## begin

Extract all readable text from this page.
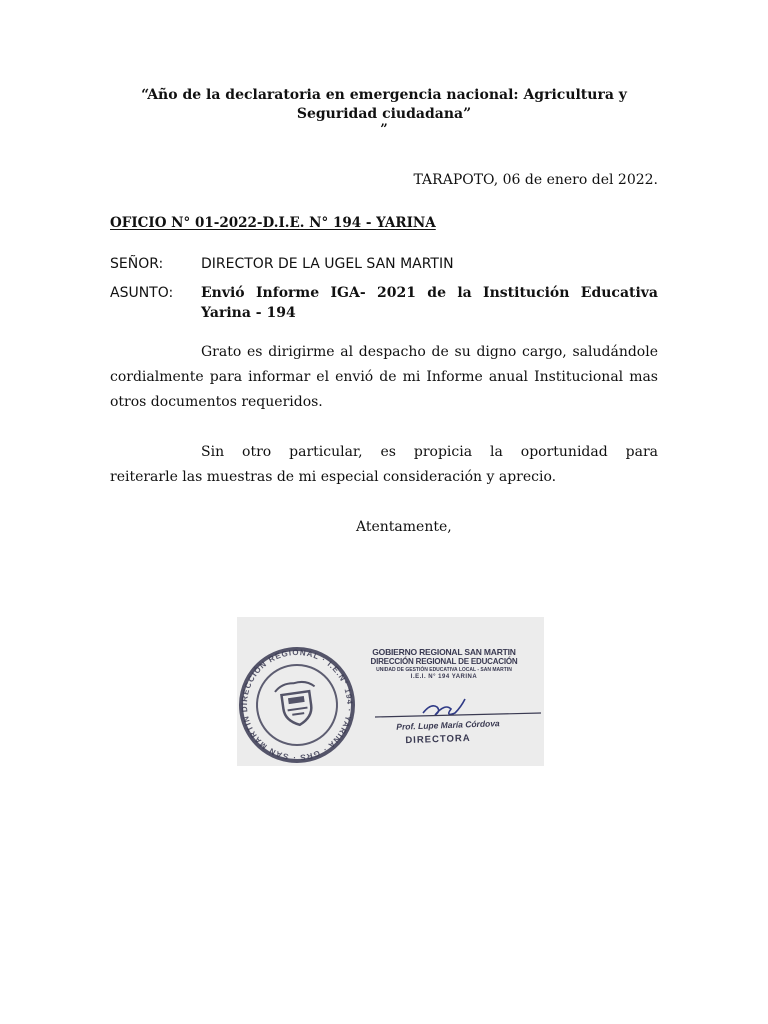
“Año de la declaratoria en emergencia nacional: Agricultura y Seguridad ciudadana”
”
TARAPOTO, 06 de enero del 2022.
OFICIO N° 01-2022-D.I.E. N° 194 - YARINA
SEÑOR:	DIRECTOR DE LA UGEL SAN MARTIN
ASUNTO: Envió Informe IGA- 2021 de la Institución Educativa
Yarina - 194
Grato es dirigirme al despacho de su digno cargo, saludándole cordialmente para informar el envió de mi Informe anual Institucional mas otros documentos requeridos.
Sin otro particular, es propicia la oportunidad para
reiterarle las muestras de mi especial consideración y aprecio.
Atentamente,
DIRECCIÓN REGIONAL · I.E.N° 194 · YARINA · GRS · SAN MARTIN
GOBIERNO REGIONAL SAN MARTIN
DIRECCIÓN REGIONAL DE EDUCACIÓN
UNIDAD DE GESTIÓN EDUCATIVA LOCAL - SAN MARTIN
I.E.I. N° 194 YARINA
Prof. Lupe María Córdova
DIRECTORA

## end

▸ REQUIRED TASK
Every record must be copied exactly, with the pictures left out.

▸ RESULT
Extract all readable text from this page.
“Año de la declaratoria en emergencia nacional: Agricultura y Seguridad ciudadana”
”
TARAPOTO, 06 de enero del 2022.
OFICIO N° 01-2022-D.I.E. N° 194 - YARINA
SEÑOR:	DIRECTOR DE LA UGEL SAN MARTIN
ASUNTO: Envió Informe IGA- 2021 de la Institución Educativa
Yarina - 194
Grato es dirigirme al despacho de su digno cargo, saludándole cordialmente para informar el envió de mi Informe anual Institucional mas otros documentos requeridos.
Sin otro particular, es propicia la oportunidad para
reiterarle las muestras de mi especial consideración y aprecio.
Atentamente,
DIRECCIÓN REGIONAL · I.E.N° 194 · YARINA · GRS · SAN MARTIN
GOBIERNO REGIONAL SAN MARTIN
DIRECCIÓN REGIONAL DE EDUCACIÓN
UNIDAD DE GESTIÓN EDUCATIVA LOCAL - SAN MARTIN
I.E.I. N° 194 YARINA
Prof. Lupe María Córdova
DIRECTORA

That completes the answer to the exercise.